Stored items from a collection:
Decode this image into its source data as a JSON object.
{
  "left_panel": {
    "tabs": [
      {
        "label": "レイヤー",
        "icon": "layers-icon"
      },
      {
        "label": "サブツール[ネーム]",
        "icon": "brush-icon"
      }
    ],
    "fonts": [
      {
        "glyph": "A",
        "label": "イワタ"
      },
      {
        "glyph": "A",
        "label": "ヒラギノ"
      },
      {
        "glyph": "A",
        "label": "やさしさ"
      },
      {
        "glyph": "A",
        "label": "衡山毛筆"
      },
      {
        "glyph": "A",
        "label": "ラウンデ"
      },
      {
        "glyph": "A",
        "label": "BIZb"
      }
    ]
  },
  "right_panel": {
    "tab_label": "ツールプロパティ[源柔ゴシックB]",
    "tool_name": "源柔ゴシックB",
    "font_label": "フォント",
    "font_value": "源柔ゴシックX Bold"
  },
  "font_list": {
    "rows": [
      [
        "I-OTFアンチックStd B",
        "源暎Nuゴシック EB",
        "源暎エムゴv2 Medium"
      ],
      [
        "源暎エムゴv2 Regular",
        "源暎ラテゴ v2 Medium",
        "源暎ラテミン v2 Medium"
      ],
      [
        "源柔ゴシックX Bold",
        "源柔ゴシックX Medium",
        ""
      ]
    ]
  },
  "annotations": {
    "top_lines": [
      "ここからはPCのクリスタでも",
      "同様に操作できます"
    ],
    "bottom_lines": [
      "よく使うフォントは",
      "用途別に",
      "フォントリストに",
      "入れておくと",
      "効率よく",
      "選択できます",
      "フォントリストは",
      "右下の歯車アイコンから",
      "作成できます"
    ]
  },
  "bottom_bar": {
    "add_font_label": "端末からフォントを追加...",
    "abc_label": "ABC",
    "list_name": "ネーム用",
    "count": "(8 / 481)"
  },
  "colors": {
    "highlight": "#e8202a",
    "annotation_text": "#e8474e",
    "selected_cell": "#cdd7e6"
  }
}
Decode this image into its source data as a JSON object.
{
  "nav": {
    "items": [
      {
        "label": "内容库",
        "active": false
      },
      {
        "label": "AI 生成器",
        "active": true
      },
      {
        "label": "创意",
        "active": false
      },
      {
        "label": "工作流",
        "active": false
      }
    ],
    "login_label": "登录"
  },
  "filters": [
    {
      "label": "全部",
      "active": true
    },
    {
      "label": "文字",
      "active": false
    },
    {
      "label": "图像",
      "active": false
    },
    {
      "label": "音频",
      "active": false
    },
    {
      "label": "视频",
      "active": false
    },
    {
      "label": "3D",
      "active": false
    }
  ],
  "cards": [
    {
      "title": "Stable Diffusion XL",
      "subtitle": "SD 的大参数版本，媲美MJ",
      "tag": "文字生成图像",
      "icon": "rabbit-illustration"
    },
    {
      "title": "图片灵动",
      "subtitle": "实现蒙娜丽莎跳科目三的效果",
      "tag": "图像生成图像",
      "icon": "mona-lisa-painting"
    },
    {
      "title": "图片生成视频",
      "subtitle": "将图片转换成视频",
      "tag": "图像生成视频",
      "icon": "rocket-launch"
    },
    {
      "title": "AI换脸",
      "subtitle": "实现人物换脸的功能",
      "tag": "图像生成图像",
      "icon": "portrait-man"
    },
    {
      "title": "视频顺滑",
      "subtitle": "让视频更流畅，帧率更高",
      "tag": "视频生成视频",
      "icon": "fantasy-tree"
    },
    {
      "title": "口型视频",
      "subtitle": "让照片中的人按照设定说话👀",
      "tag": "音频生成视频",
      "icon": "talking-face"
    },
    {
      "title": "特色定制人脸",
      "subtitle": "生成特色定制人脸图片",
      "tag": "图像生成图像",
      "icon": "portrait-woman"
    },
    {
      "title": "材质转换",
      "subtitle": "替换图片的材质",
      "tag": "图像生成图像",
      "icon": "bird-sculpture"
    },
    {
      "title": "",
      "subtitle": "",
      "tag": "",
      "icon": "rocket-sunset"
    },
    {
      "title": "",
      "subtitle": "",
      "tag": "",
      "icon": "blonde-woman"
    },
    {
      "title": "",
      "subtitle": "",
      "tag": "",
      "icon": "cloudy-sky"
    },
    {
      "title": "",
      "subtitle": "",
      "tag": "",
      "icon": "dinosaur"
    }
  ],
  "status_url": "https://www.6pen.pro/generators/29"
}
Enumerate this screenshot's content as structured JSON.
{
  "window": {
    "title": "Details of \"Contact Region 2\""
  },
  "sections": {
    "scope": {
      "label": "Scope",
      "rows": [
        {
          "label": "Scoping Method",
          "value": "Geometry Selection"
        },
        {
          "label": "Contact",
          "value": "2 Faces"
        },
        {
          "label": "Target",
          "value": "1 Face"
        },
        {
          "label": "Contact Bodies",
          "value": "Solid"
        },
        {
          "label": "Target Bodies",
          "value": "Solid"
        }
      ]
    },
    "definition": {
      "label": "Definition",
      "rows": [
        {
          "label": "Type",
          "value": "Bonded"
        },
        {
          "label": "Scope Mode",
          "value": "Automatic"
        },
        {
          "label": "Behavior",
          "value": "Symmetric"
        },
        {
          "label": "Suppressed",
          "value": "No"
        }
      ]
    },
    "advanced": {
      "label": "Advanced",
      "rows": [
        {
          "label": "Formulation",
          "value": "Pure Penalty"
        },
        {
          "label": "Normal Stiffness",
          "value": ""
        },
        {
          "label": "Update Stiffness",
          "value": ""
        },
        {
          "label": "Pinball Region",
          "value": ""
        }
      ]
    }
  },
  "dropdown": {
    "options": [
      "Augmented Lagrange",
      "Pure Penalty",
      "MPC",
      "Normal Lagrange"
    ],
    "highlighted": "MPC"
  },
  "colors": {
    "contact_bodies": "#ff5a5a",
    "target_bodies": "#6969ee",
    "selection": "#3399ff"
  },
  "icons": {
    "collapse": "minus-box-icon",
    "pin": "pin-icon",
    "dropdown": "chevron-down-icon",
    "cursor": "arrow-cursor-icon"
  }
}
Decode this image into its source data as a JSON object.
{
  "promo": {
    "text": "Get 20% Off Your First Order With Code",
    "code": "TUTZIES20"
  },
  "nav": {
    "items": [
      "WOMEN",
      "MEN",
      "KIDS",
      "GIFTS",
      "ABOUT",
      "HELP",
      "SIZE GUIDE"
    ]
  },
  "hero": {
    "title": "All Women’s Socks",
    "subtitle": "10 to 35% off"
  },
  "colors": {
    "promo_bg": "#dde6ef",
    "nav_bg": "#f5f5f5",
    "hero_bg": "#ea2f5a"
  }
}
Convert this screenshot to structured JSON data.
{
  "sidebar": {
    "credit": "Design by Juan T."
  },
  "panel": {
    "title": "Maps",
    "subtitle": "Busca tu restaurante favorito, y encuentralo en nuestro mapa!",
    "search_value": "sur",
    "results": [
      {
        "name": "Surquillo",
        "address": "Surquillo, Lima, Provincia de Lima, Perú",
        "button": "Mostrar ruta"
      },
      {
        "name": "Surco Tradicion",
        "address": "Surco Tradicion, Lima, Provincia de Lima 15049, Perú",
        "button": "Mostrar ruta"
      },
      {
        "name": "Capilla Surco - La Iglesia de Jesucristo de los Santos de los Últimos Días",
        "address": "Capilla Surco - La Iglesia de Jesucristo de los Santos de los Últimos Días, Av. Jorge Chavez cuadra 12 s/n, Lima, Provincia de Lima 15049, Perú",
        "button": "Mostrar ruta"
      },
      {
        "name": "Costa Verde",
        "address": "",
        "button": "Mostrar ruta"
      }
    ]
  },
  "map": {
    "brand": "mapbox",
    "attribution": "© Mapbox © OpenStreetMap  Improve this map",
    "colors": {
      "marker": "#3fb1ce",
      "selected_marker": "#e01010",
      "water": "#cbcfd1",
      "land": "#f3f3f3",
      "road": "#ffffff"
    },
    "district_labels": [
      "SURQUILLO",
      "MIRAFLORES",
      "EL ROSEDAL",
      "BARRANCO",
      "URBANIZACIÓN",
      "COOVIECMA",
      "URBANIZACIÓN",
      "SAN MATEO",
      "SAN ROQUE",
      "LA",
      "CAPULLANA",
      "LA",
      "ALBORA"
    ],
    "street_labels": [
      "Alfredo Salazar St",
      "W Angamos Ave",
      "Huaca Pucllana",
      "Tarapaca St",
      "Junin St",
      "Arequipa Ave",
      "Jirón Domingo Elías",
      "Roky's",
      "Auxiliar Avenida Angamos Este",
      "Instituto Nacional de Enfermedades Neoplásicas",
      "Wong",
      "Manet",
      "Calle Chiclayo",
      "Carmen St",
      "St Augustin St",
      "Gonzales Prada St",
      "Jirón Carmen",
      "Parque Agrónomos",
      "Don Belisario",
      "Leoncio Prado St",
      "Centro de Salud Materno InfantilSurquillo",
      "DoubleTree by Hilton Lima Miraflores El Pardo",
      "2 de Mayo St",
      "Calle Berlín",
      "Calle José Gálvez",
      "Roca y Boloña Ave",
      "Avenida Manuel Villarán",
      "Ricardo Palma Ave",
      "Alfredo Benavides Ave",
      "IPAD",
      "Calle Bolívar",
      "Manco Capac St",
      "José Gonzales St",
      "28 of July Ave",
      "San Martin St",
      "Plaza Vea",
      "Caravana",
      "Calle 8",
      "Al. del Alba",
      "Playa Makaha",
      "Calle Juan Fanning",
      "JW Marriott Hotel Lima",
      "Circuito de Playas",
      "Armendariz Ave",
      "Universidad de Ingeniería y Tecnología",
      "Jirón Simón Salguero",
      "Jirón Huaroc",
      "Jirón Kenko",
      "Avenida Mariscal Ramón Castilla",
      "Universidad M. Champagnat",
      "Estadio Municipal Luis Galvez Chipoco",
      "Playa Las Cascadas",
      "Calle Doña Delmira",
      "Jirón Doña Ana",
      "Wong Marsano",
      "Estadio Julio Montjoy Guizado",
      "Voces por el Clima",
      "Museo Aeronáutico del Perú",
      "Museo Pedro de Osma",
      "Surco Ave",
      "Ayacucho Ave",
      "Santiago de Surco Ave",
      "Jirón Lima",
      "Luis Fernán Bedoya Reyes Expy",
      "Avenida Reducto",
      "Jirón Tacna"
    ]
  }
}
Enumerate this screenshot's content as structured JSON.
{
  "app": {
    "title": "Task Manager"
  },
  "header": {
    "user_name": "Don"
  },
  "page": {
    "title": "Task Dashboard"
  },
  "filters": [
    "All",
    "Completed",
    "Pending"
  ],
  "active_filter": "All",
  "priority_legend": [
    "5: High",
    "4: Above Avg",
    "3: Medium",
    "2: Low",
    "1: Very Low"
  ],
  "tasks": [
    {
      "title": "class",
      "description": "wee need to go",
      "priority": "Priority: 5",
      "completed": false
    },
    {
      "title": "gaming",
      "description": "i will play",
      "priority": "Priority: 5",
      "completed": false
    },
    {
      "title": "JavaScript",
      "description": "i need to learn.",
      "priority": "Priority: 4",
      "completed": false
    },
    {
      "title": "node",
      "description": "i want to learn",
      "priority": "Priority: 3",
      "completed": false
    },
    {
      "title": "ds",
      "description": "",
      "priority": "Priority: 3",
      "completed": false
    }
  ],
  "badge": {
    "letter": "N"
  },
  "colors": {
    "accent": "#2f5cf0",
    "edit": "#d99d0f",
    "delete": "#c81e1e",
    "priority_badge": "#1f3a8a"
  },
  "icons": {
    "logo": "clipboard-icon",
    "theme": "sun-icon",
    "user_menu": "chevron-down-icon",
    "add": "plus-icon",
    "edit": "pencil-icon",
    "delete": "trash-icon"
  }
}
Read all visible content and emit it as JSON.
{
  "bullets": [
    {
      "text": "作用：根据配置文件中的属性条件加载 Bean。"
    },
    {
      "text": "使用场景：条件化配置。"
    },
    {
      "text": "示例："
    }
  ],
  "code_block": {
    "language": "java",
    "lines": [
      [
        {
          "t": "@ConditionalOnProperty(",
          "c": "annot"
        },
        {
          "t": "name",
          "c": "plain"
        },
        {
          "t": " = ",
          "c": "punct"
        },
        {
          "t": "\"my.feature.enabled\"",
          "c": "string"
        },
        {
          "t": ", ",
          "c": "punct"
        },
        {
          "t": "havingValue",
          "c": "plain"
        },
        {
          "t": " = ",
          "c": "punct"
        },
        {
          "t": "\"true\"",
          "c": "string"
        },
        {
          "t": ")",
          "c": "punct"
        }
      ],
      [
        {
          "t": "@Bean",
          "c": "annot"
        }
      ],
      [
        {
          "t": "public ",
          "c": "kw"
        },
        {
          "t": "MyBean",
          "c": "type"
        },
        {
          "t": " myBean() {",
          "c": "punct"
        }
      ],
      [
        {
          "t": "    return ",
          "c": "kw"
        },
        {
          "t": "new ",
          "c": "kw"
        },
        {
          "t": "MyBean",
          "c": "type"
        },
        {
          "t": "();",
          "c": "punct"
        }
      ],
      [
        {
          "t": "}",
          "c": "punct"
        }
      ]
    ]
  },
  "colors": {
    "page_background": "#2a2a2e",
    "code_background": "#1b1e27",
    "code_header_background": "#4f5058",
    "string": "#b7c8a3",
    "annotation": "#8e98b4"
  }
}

* Written problem *
From the entries above, copy each line holding "Iglesia".

* Complete response *
        "name": "Capilla Surco - La Iglesia de Jesucristo de los Santos de los Últimos Días",
        "address": "Capilla Surco - La Iglesia de Jesucristo de los Santos de los Últimos Días, Av. Jorge Chavez cuadra 12 s/n, Lima, Provincia de Lima 15049, Perú",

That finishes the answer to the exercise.